EXERCISE BRIEF
Reproduce the data below word for word, from its first line down to the line containing "point — [469, 339, 483, 353]", with both of those lines included.

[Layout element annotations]
————————
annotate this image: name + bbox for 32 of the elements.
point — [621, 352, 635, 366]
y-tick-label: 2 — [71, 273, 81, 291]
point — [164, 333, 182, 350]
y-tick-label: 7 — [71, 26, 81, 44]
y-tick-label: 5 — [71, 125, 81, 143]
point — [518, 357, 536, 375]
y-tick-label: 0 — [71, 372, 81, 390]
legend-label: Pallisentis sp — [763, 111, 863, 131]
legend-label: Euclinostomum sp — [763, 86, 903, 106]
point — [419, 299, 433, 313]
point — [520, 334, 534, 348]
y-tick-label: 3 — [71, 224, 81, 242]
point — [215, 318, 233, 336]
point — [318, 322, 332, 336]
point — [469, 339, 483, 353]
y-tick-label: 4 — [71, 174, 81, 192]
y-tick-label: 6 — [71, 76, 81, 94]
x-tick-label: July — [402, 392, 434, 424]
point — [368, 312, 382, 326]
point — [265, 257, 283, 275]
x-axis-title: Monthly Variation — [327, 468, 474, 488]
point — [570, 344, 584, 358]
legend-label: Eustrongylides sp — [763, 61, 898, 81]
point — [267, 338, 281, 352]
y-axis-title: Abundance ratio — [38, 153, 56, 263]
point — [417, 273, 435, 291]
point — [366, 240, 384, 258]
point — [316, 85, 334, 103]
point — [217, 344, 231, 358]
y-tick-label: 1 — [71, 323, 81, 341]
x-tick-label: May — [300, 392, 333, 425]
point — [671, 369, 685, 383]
————————
WRITTEN SOLUTION
annotate this image: name + bbox for 32 of the elements.
point — [621, 352, 635, 366]
y-tick-label: 2 — [71, 273, 81, 291]
point — [164, 333, 182, 350]
y-tick-label: 7 — [71, 26, 81, 44]
y-tick-label: 5 — [71, 125, 81, 143]
point — [518, 357, 536, 375]
y-tick-label: 0 — [71, 372, 81, 390]
legend-label: Pallisentis sp — [763, 111, 863, 131]
legend-label: Euclinostomum sp — [763, 86, 903, 106]
point — [419, 299, 433, 313]
point — [520, 334, 534, 348]
y-tick-label: 3 — [71, 224, 81, 242]
point — [215, 318, 233, 336]
point — [318, 322, 332, 336]
point — [469, 339, 483, 353]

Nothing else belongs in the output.